Exercise aim = The listing below should be copied in full, word for word.

Stored records =
— START —

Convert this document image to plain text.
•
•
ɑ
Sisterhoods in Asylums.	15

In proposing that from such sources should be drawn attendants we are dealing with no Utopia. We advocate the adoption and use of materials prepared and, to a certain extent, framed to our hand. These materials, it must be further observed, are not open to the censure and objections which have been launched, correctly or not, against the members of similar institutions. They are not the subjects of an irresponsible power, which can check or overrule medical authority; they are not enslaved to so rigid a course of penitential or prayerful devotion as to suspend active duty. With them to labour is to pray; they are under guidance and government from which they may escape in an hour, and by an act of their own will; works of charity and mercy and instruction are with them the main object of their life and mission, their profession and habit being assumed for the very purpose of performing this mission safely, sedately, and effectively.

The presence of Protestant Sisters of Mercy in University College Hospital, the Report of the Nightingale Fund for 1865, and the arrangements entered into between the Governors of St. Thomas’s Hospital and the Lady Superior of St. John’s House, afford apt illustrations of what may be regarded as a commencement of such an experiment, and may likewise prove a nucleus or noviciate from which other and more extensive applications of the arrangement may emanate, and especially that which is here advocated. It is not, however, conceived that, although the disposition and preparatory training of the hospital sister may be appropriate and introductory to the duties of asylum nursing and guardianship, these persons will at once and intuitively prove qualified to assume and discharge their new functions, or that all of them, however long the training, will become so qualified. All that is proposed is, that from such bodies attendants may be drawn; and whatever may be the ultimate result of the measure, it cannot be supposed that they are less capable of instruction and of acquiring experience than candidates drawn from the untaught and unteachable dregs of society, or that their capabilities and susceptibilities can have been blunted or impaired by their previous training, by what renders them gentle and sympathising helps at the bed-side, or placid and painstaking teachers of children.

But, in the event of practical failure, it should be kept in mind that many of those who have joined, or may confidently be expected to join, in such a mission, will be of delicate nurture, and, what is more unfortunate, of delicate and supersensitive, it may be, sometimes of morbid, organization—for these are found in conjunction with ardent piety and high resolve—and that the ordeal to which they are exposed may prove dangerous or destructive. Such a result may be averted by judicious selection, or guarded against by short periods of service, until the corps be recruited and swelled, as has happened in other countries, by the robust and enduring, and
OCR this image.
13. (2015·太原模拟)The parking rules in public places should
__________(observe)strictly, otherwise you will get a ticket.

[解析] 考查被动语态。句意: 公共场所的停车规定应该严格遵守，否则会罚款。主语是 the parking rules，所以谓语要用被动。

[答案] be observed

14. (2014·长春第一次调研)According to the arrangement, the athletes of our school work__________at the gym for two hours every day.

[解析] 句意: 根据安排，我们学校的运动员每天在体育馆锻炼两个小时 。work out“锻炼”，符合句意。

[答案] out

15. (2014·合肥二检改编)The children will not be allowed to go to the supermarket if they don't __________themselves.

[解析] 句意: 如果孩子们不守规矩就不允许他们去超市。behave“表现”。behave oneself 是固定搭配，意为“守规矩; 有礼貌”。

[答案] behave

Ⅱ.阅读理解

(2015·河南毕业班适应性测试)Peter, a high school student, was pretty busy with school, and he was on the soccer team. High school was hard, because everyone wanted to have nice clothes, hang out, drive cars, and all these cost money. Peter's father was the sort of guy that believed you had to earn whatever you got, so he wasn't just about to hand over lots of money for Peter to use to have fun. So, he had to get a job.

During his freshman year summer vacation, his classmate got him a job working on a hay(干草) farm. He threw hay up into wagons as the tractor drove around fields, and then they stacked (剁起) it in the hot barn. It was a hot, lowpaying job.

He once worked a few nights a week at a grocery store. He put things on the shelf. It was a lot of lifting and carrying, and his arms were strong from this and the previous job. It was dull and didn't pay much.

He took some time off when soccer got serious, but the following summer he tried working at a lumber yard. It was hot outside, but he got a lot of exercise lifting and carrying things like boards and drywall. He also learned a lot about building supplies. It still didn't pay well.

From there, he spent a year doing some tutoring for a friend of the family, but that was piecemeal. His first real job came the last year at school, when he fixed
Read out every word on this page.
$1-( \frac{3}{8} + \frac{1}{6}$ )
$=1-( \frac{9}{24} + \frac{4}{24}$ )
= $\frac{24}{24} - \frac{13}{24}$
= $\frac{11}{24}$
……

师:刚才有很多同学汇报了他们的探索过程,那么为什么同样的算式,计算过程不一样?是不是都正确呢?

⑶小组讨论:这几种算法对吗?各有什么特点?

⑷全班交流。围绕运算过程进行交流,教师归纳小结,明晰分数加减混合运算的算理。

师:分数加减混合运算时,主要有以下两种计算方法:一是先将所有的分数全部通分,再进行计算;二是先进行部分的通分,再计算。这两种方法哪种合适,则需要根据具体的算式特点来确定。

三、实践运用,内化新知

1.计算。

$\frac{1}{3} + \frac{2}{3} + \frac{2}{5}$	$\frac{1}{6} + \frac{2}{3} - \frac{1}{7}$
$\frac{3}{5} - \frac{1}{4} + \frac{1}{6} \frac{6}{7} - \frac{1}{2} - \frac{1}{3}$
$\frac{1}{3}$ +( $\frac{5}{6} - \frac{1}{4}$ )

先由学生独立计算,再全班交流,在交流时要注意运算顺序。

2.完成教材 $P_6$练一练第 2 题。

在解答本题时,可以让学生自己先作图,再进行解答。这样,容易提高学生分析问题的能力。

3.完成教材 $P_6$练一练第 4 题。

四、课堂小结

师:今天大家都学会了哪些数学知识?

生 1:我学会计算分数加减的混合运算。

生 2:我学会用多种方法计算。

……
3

— END —

Result =
Convert this document image to plain text.
•
•
ɑ
Sisterhoods in Asylums.	15

In proposing that from such sources should be drawn attendants we are dealing with no Utopia. We advocate the adoption and use of materials prepared and, to a certain extent, framed to our hand. These materials, it must be further observed, are not open to the censure and objections which have been launched, correctly or not, against the members of similar institutions. They are not the subjects of an irresponsible power, which can check or overrule medical authority; they are not enslaved to so rigid a course of penitential or prayerful devotion as to suspend active duty. With them to labour is to pray; they are under guidance and government from which they may escape in an hour, and by an act of their own will; works of charity and mercy and instruction are with them the main object of their life and mission, their profession and habit being assumed for the very purpose of performing this mission safely, sedately, and effectively.

The presence of Protestant Sisters of Mercy in University College Hospital, the Report of the Nightingale Fund for 1865, and the arrangements entered into between the Governors of St. Thomas’s Hospital and the Lady Superior of St. John’s House, afford apt illustrations of what may be regarded as a commencement of such an experiment, and may likewise prove a nucleus or noviciate from which other and more extensive applications of the arrangement may emanate, and especially that which is here advocated. It is not, however, conceived that, although the disposition and preparatory training of the hospital sister may be appropriate and introductory to the duties of asylum nursing and guardianship, these persons will at once and intuitively prove qualified to assume and discharge their new functions, or that all of them, however long the training, will become so qualified. All that is proposed is, that from such bodies attendants may be drawn; and whatever may be the ultimate result of the measure, it cannot be supposed that they are less capable of instruction and of acquiring experience than candidates drawn from the untaught and unteachable dregs of society, or that their capabilities and susceptibilities can have been blunted or impaired by their previous training, by what renders them gentle and sympathising helps at the bed-side, or placid and painstaking teachers of children.

But, in the event of practical failure, it should be kept in mind that many of those who have joined, or may confidently be expected to join, in such a mission, will be of delicate nurture, and, what is more unfortunate, of delicate and supersensitive, it may be, sometimes of morbid, organization—for these are found in conjunction with ardent piety and high resolve—and that the ordeal to which they are exposed may prove dangerous or destructive. Such a result may be averted by judicious selection, or guarded against by short periods of service, until the corps be recruited and swelled, as has happened in other countries, by the robust and enduring, and
OCR this image.
13. (2015·太原模拟)The parking rules in public places should
__________(observe)strictly, otherwise you will get a ticket.

[解析] 考查被动语态。句意: 公共场所的停车规定应该严格遵守，否则会罚款。主语是 the parking rules，所以谓语要用被动。

[答案] be observed

14. (2014·长春第一次调研)According to the arrangement, the athletes of our school work__________at the gym for two hours every day.

[解析] 句意: 根据安排，我们学校的运动员每天在体育馆锻炼两个小时 。work out“锻炼”，符合句意。

[答案] out

15. (2014·合肥二检改编)The children will not be allowed to go to the supermarket if they don't __________themselves.

[解析] 句意: 如果孩子们不守规矩就不允许他们去超市。behave“表现”。behave oneself 是固定搭配，意为“守规矩; 有礼貌”。

[答案] behave

Ⅱ.阅读理解

(2015·河南毕业班适应性测试)Peter, a high school student, was pretty busy with school, and he was on the soccer team. High school was hard, because everyone wanted to have nice clothes, hang out, drive cars, and all these cost money. Peter's father was the sort of guy that believed you had to earn whatever you got, so he wasn't just about to hand over lots of money for Peter to use to have fun. So, he had to get a job.

During his freshman year summer vacation, his classmate got him a job working on a hay(干草) farm. He threw hay up into wagons as the tractor drove around fields, and then they stacked (剁起) it in the hot barn. It was a hot, lowpaying job.

He once worked a few nights a week at a grocery store. He put things on the shelf. It was a lot of lifting and carrying, and his arms were strong from this and the previous job. It was dull and didn't pay much.

He took some time off when soccer got serious, but the following summer he tried working at a lumber yard. It was hot outside, but he got a lot of exercise lifting and carrying things like boards and drywall. He also learned a lot about building supplies. It still didn't pay well.

From there, he spent a year doing some tutoring for a friend of the family, but that was piecemeal. His first real job came the last year at school, when he fixed
Read out every word on this page.
$1-( \frac{3}{8} + \frac{1}{6}$ )
$=1-( \frac{9}{24} + \frac{4}{24}$ )
= $\frac{24}{24} - \frac{13}{24}$
= $\frac{11}{24}$
……

师:刚才有很多同学汇报了他们的探索过程,那么为什么同样的算式,计算过程不一样?是不是都正确呢?

⑶小组讨论:这几种算法对吗?各有什么特点?

⑷全班交流。围绕运算过程进行交流,教师归纳小结,明晰分数加减混合运算的算理。

师:分数加减混合运算时,主要有以下两种计算方法:一是先将所有的分数全部通分,再进行计算;二是先进行部分的通分,再计算。这两种方法哪种合适,则需要根据具体的算式特点来确定。

三、实践运用,内化新知

1.计算。

$\frac{1}{3} + \frac{2}{3} + \frac{2}{5}$	$\frac{1}{6} + \frac{2}{3} - \frac{1}{7}$
$\frac{3}{5} - \frac{1}{4} + \frac{1}{6} \frac{6}{7} - \frac{1}{2} - \frac{1}{3}$
$\frac{1}{3}$ +( $\frac{5}{6} - \frac{1}{4}$ )

先由学生独立计算,再全班交流,在交流时要注意运算顺序。

2.完成教材 $P_6$练一练第 2 题。

在解答本题时,可以让学生自己先作图,再进行解答。这样,容易提高学生分析问题的能力。

3.完成教材 $P_6$练一练第 4 题。

四、课堂小结

师:今天大家都学会了哪些数学知识?

生 1:我学会计算分数加减的混合运算。

生 2:我学会用多种方法计算。

……
3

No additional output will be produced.